> **Set exercise**
Count, in the entries, the lines with "kutt". Answer with the number only.
★ ★ ★ ★ ★ ★ ★
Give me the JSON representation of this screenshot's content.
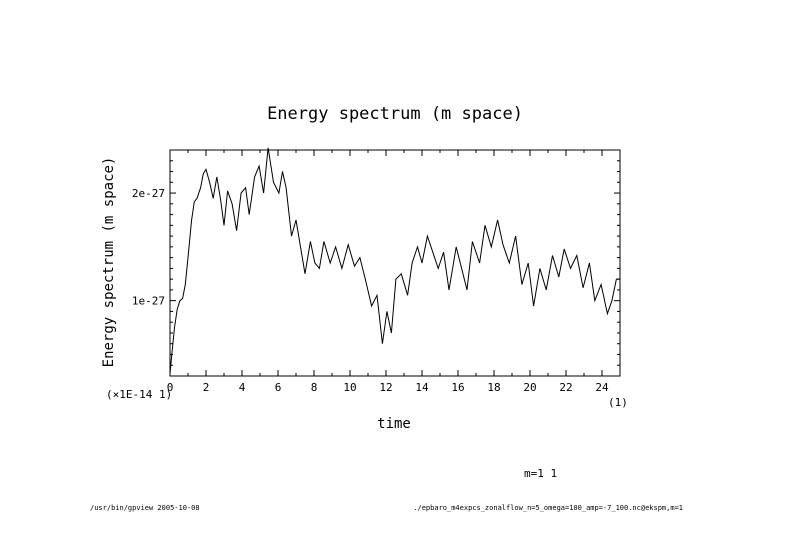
{
  "footer": {
    "left": "/usr/bin/gpview  2005-10-08",
    "right": "./epbaro_m4expcs_zonalflow_n=5_omega=100_amp=-7_100.nc@ekspm,m=1"
  },
  "annotation": "m=1 1",
  "chart_data": {
    "type": "line",
    "title": "Energy spectrum (m space)",
    "xlabel": "time",
    "ylabel": "Energy spectrum (m space)",
    "x_units": "(1)",
    "y_units": "(×1E-14 1)",
    "xlim": [
      0,
      25
    ],
    "ylim": [
      3e-28,
      2.4e-27
    ],
    "x_ticks": [
      0,
      2,
      4,
      6,
      8,
      10,
      12,
      14,
      16,
      18,
      20,
      22,
      24
    ],
    "x_tick_labels": [
      "0",
      "2",
      "4",
      "6",
      "8",
      "10",
      "12",
      "14",
      "16",
      "18",
      "20",
      "22",
      "24"
    ],
    "y_ticks": [
      1e-27,
      2e-27
    ],
    "y_tick_labels": [
      "1e-27",
      "2e-27"
    ],
    "grid": false,
    "series": [
      {
        "name": "m=1 1",
        "x": [
          0,
          0.1,
          0.25,
          0.4,
          0.55,
          0.7,
          0.85,
          1.0,
          1.2,
          1.35,
          1.5,
          1.7,
          1.85,
          2.0,
          2.2,
          2.4,
          2.6,
          2.8,
          3.0,
          3.2,
          3.45,
          3.7,
          3.95,
          4.2,
          4.4,
          4.7,
          4.95,
          5.2,
          5.45,
          5.75,
          6.05,
          6.25,
          6.45,
          6.75,
          7.0,
          7.25,
          7.5,
          7.8,
          8.05,
          8.3,
          8.55,
          8.9,
          9.2,
          9.55,
          9.9,
          10.25,
          10.55,
          10.85,
          11.2,
          11.5,
          11.8,
          12.05,
          12.3,
          12.55,
          12.85,
          13.2,
          13.45,
          13.75,
          14.0,
          14.3,
          14.6,
          14.9,
          15.2,
          15.5,
          15.9,
          16.2,
          16.5,
          16.8,
          17.2,
          17.5,
          17.85,
          18.2,
          18.5,
          18.85,
          19.2,
          19.55,
          19.9,
          20.2,
          20.55,
          20.9,
          21.25,
          21.6,
          21.9,
          22.25,
          22.6,
          22.95,
          23.3,
          23.6,
          23.95,
          24.3,
          24.55,
          24.8,
          25.0
        ],
        "y": [
          3.2e-28,
          5e-28,
          7.5e-28,
          9.2e-28,
          1e-27,
          1.02e-27,
          1.15e-27,
          1.4e-27,
          1.75e-27,
          1.92e-27,
          1.95e-27,
          2.05e-27,
          2.18e-27,
          2.22e-27,
          2.1e-27,
          1.95e-27,
          2.15e-27,
          1.95e-27,
          1.7e-27,
          2.02e-27,
          1.9e-27,
          1.65e-27,
          2e-27,
          2.05e-27,
          1.8e-27,
          2.15e-27,
          2.25e-27,
          2e-27,
          2.42e-27,
          2.1e-27,
          2e-27,
          2.2e-27,
          2.05e-27,
          1.6e-27,
          1.75e-27,
          1.5e-27,
          1.25e-27,
          1.55e-27,
          1.35e-27,
          1.3e-27,
          1.55e-27,
          1.35e-27,
          1.5e-27,
          1.3e-27,
          1.52e-27,
          1.32e-27,
          1.4e-27,
          1.2e-27,
          9.5e-28,
          1.05e-27,
          6e-28,
          9e-28,
          7e-28,
          1.2e-27,
          1.25e-27,
          1.05e-27,
          1.35e-27,
          1.5e-27,
          1.35e-27,
          1.6e-27,
          1.45e-27,
          1.3e-27,
          1.45e-27,
          1.1e-27,
          1.5e-27,
          1.3e-27,
          1.1e-27,
          1.55e-27,
          1.35e-27,
          1.7e-27,
          1.5e-27,
          1.75e-27,
          1.52e-27,
          1.35e-27,
          1.6e-27,
          1.15e-27,
          1.35e-27,
          9.5e-28,
          1.3e-27,
          1.1e-27,
          1.42e-27,
          1.22e-27,
          1.48e-27,
          1.3e-27,
          1.42e-27,
          1.12e-27,
          1.35e-27,
          1e-27,
          1.15e-27,
          8.8e-28,
          1e-27,
          1.2e-27,
          1.2e-27
        ]
      }
    ]
  }
}
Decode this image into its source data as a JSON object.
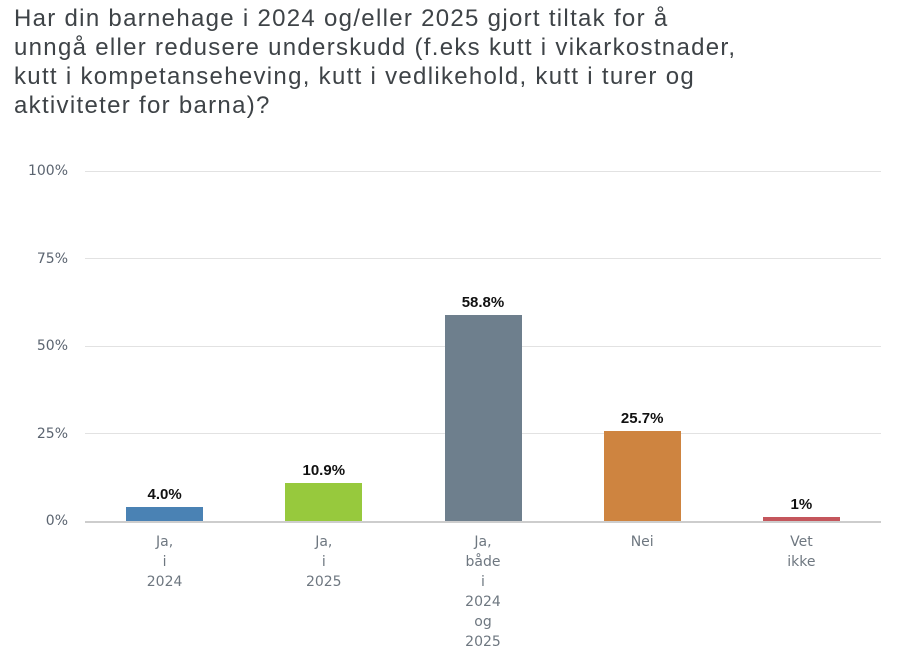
{
  "title": "Har din barnehage i 2024 og/eller 2025 gjort tiltak for å unngå eller redusere underskudd (f.eks kutt i vikarkostnader, kutt i kompetanseheving, kutt i vedlikehold, kutt i turer og aktiviteter for barna)?",
  "title_lines": [
    "Har din barnehage i 2024 og/eller 2025 gjort tiltak for å",
    "unngå eller redusere underskudd (f.eks kutt i vikarkostnader,",
    "kutt i kompetanseheving, kutt i vedlikehold, kutt i turer og",
    "aktiviteter for barna)?"
  ],
  "chart_data": {
    "type": "bar",
    "title": "",
    "xlabel": "",
    "ylabel": "",
    "categories": [
      "Ja, i 2024",
      "Ja, i 2025",
      "Ja, både i 2024 og 2025",
      "Nei",
      "Vet ikke"
    ],
    "category_label_lines": [
      [
        "Ja,",
        "i",
        "2024"
      ],
      [
        "Ja,",
        "i",
        "2025"
      ],
      [
        "Ja,",
        "både",
        "i",
        "2024",
        "og",
        "2025"
      ],
      [
        "Nei"
      ],
      [
        "Vet",
        "ikke"
      ]
    ],
    "values": [
      4.0,
      10.9,
      58.8,
      25.7,
      1
    ],
    "value_labels": [
      "4.0%",
      "10.9%",
      "58.8%",
      "25.7%",
      "1%"
    ],
    "bar_colors": [
      "#4a82b4",
      "#97c93d",
      "#6e7f8d",
      "#ce8440",
      "#c4565c"
    ],
    "ylim": [
      0,
      100
    ],
    "yticks": [
      0,
      25,
      50,
      75,
      100
    ],
    "ytick_labels": [
      "0%",
      "25%",
      "50%",
      "75%",
      "100%"
    ],
    "grid": true,
    "legend": false,
    "style": {
      "gridline_color": "#e2e2e2",
      "axisline_color": "#cdcdcd",
      "ytick_text_color": "#5b6470",
      "xtick_text_color": "#6e7780",
      "value_label_color": "#111111",
      "title_text_color": "#3e4347",
      "background_color": "#ffffff"
    }
  }
}
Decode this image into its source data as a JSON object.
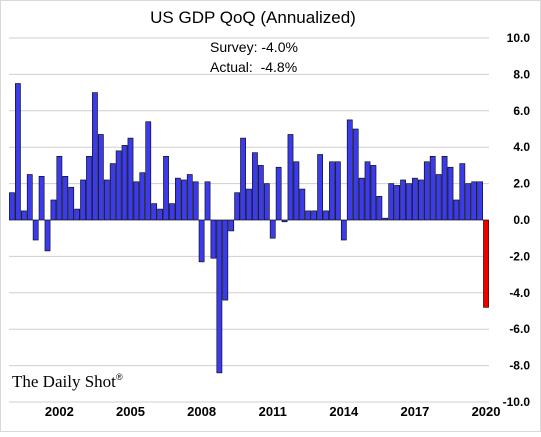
{
  "chart_data": {
    "type": "bar",
    "title": "US GDP QoQ (Annualized)",
    "annotations": [
      "Survey: -4.0%",
      "Actual:  -4.8%"
    ],
    "watermark": "The Daily Shot",
    "watermark_mark": "®",
    "xlabel": "",
    "ylabel": "",
    "ylim": [
      -10,
      10
    ],
    "yticks": [
      "10.0",
      "8.0",
      "6.0",
      "4.0",
      "2.0",
      "0.0",
      "-2.0",
      "-4.0",
      "-6.0",
      "-8.0",
      "-10.0"
    ],
    "xticks": [
      "2002",
      "2005",
      "2008",
      "2011",
      "2014",
      "2017",
      "2020"
    ],
    "grid": true,
    "colors": {
      "normal": "#3b3bea",
      "highlight": "#ee0000"
    },
    "x_start": "2000-Q1",
    "x_end": "2020-Q1",
    "series": [
      {
        "values": [
          1.5,
          7.5,
          0.5,
          2.5,
          -1.1,
          2.4,
          -1.7,
          1.1,
          3.5,
          2.4,
          1.8,
          0.6,
          2.2,
          3.5,
          7.0,
          4.7,
          2.2,
          3.1,
          3.8,
          4.1,
          4.5,
          2.1,
          2.6,
          5.4,
          0.9,
          0.6,
          3.5,
          0.9,
          2.3,
          2.2,
          2.5,
          2.1,
          -2.3,
          2.1,
          -2.1,
          -8.4,
          -4.4,
          -0.6,
          1.5,
          4.5,
          1.7,
          3.7,
          3.0,
          2.0,
          -1.0,
          2.9,
          -0.1,
          4.7,
          3.2,
          1.7,
          0.5,
          0.5,
          3.6,
          0.5,
          3.2,
          3.2,
          -1.1,
          5.5,
          5.0,
          2.3,
          3.2,
          3.0,
          1.3,
          0.1,
          2.0,
          1.9,
          2.2,
          2.0,
          2.3,
          2.2,
          3.2,
          3.5,
          2.5,
          3.5,
          2.9,
          1.1,
          3.1,
          2.0,
          2.1,
          2.1,
          -4.8
        ],
        "highlight_last": true
      }
    ]
  }
}
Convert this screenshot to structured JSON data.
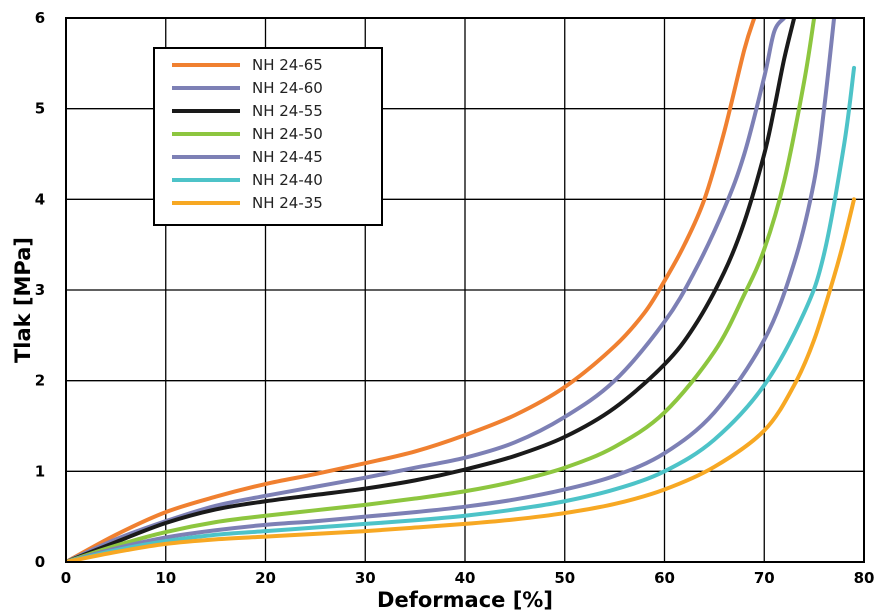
★ ★ ★ ★ ★ ★ ★
> **Written answer**
3